Using the listing below, select the lines with the word "this" and copy them.

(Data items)
* * *

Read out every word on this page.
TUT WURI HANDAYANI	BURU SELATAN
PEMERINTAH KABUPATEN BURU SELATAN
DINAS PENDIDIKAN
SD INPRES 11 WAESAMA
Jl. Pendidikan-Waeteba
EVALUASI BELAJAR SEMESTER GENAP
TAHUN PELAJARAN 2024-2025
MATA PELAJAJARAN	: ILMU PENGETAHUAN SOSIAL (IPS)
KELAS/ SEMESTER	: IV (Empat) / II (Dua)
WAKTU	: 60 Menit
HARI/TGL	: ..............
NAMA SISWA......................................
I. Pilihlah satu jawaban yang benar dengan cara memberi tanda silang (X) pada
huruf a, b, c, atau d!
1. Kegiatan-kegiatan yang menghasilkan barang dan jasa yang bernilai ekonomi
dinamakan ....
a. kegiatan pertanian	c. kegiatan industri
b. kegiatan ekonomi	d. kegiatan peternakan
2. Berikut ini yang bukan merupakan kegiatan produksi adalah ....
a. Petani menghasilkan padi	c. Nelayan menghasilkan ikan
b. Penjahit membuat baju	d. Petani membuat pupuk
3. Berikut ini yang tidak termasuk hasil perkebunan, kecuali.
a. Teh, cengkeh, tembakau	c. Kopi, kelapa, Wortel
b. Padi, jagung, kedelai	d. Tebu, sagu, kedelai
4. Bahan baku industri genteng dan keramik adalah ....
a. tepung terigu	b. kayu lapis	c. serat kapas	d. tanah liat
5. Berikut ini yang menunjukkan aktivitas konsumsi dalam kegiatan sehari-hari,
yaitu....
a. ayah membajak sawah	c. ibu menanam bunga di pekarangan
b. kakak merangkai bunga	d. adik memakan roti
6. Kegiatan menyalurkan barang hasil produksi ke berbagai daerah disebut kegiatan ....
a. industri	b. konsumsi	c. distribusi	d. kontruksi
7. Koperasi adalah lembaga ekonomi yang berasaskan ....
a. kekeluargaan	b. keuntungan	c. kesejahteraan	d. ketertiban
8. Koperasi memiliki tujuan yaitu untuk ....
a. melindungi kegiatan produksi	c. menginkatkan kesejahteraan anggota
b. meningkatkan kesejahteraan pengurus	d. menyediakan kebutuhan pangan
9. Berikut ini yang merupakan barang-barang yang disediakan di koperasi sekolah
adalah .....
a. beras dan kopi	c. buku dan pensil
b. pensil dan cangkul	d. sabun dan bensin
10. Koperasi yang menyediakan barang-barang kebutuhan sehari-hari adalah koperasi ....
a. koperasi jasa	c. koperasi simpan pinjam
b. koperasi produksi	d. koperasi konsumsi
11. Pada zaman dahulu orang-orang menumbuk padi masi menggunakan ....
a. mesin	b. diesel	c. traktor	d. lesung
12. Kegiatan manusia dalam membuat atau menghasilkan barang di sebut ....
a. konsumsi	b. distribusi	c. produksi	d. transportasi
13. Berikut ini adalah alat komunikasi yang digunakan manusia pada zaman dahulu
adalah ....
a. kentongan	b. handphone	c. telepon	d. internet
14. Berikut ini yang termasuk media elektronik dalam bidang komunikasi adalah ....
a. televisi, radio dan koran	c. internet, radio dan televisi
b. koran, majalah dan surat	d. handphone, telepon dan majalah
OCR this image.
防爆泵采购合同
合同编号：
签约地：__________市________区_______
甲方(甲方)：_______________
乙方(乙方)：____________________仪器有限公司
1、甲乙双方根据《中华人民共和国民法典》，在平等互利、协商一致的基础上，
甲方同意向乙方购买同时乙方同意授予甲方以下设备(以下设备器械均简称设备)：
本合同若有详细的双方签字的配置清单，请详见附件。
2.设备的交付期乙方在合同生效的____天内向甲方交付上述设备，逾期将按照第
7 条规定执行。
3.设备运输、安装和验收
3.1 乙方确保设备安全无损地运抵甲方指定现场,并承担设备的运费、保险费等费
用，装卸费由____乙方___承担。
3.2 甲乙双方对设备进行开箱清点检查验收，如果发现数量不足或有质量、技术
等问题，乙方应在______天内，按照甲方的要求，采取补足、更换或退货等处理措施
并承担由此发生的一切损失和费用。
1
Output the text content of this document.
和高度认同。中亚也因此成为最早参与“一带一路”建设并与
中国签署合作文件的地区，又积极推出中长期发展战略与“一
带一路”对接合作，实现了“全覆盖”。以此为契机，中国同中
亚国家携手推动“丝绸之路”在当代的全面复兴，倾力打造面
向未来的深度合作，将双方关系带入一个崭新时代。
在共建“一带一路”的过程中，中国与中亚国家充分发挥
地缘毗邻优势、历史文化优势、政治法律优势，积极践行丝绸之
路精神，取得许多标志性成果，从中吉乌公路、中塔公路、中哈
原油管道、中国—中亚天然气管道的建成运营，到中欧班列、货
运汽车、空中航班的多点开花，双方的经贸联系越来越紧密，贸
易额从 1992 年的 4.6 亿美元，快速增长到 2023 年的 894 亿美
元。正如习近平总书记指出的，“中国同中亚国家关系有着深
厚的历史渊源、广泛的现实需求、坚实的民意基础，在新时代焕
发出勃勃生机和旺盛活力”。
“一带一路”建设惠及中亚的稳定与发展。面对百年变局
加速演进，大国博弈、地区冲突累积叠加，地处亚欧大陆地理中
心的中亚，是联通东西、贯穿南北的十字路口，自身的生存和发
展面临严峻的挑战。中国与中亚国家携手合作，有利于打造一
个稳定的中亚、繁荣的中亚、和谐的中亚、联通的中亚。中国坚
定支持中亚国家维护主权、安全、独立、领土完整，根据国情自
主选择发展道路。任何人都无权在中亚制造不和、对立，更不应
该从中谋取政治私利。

* * *

__Exercise result__.
Read out every word on this page.
OCR this image.
Output the text content of this document.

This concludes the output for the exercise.